━━━━━ LISTING ━━━━━
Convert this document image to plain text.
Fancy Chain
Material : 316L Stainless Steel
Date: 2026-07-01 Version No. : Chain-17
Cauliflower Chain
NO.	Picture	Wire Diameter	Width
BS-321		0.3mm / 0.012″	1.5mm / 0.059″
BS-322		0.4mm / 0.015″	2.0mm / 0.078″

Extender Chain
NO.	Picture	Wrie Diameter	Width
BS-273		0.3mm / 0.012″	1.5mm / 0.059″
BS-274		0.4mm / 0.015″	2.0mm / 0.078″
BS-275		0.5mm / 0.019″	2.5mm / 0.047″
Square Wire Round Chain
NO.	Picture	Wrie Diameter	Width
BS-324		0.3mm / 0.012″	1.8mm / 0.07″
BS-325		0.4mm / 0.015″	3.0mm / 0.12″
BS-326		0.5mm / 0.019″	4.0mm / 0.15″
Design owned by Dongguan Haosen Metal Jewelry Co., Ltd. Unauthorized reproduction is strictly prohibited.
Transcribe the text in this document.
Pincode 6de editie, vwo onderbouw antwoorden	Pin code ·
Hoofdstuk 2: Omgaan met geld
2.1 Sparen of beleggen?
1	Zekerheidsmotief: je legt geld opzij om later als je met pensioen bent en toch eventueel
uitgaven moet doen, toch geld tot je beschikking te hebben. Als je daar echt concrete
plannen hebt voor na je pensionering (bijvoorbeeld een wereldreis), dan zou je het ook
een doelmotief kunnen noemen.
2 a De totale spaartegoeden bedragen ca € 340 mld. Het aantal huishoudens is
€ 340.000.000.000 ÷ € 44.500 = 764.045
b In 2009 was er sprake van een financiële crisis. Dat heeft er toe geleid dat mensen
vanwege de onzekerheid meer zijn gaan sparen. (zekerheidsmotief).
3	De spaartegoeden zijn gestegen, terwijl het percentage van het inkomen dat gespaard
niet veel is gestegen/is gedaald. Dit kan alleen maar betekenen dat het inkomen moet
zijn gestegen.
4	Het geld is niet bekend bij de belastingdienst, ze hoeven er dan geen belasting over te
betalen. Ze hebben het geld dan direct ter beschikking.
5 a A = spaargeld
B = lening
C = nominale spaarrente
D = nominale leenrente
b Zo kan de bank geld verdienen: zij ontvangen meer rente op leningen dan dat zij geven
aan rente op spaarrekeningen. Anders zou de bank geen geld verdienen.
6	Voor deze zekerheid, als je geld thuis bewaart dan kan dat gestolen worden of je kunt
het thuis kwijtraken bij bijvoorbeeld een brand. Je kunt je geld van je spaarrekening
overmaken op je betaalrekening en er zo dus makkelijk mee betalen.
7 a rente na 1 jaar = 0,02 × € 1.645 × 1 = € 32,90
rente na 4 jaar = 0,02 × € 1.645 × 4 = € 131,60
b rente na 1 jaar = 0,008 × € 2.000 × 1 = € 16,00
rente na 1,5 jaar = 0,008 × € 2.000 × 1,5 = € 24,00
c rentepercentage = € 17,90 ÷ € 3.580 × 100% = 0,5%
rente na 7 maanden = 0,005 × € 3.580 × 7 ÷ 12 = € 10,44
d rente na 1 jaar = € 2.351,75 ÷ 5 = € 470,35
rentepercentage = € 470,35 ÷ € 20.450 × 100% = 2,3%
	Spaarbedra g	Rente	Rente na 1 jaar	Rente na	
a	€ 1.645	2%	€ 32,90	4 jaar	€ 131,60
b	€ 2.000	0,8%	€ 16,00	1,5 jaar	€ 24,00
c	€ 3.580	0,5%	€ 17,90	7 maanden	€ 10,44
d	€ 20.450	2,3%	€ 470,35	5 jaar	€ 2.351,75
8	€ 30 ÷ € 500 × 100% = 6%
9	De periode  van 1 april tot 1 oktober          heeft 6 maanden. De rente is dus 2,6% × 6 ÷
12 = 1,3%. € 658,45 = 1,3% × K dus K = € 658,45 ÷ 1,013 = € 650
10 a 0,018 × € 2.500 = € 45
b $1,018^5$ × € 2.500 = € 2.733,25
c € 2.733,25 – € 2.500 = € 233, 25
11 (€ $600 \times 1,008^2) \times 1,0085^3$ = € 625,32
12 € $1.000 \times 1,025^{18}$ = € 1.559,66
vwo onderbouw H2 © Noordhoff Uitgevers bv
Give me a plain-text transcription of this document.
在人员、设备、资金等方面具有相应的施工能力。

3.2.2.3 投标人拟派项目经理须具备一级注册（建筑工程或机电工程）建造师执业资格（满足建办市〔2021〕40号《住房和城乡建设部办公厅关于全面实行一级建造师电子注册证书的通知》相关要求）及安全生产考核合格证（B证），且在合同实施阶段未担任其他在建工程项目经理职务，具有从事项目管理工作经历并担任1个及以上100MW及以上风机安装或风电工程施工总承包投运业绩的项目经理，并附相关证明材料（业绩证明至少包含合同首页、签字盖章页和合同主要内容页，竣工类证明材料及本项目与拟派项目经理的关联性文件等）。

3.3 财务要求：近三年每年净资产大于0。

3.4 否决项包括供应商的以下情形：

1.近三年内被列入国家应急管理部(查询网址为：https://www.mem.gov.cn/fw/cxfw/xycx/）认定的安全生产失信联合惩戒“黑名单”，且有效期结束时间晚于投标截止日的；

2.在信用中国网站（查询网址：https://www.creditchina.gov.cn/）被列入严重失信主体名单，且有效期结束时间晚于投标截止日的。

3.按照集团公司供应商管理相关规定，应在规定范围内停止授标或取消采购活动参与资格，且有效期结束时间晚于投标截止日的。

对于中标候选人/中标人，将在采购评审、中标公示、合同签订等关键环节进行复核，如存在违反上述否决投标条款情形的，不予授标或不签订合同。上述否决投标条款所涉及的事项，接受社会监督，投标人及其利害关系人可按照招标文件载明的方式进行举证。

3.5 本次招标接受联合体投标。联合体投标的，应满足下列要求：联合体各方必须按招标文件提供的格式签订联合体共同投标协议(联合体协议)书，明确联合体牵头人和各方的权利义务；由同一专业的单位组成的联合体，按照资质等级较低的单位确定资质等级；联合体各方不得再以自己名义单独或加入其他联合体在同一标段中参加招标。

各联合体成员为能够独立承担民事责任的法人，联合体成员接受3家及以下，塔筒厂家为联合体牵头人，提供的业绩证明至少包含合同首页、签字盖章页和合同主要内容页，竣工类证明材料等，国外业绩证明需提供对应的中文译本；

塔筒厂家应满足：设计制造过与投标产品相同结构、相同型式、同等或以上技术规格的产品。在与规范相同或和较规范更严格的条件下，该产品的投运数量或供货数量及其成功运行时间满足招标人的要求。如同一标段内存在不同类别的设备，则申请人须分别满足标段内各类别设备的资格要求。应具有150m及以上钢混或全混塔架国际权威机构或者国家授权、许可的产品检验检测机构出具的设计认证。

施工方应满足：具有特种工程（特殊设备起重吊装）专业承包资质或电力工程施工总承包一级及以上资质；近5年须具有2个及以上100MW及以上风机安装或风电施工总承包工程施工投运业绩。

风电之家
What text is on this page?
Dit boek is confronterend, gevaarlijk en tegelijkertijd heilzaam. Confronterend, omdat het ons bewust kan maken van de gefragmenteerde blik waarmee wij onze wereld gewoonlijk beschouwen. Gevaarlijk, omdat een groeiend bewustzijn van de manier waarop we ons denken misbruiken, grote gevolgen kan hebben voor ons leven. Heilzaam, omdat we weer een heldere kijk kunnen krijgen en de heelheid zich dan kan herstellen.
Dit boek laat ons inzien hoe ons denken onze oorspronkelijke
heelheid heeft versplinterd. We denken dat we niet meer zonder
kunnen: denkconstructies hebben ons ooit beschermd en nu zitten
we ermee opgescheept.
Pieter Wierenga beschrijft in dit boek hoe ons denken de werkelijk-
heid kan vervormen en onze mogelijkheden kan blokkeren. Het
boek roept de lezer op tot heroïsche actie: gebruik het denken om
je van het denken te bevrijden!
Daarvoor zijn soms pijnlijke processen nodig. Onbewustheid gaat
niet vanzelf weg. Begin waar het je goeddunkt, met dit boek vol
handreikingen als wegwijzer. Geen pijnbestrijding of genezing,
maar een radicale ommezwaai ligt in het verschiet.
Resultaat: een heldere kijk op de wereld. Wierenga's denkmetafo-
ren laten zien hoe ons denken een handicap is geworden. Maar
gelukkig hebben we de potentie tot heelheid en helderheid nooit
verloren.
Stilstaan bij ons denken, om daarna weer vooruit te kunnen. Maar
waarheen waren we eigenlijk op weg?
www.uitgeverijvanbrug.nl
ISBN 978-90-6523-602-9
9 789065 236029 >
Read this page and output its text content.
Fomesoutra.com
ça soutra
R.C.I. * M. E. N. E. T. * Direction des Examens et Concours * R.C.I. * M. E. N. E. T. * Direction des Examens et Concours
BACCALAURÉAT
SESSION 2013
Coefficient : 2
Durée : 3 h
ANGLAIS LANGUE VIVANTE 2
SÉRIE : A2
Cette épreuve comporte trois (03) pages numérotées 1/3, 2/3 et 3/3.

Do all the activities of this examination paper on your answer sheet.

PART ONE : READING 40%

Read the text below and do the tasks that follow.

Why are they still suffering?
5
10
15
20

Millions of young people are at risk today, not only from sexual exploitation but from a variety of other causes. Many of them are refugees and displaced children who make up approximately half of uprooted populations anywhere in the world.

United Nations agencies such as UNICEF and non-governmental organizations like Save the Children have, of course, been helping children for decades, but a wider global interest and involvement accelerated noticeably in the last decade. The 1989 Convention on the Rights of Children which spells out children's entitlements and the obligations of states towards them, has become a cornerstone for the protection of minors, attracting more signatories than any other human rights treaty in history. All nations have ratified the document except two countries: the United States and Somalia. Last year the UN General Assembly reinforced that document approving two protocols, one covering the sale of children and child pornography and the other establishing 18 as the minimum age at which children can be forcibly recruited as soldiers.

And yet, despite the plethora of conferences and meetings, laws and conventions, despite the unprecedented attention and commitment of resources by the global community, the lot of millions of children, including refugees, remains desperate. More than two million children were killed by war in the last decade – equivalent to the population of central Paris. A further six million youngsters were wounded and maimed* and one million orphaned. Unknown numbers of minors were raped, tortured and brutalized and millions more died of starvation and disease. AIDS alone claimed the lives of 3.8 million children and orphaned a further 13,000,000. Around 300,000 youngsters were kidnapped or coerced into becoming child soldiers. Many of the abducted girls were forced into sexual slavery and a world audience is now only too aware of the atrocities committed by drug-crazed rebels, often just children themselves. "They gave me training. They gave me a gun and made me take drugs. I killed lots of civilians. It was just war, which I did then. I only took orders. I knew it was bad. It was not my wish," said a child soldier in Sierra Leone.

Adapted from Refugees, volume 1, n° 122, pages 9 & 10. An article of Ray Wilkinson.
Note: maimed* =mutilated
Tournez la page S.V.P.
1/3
━━━━━
Find the lines containing "spaartegoeden" and pull them out.

2 a De totale spaartegoeden bedragen ca € 340 mld. Het aantal huishoudens is
3	De spaartegoeden zijn gestegen, terwijl het percentage van het inkomen dat gespaard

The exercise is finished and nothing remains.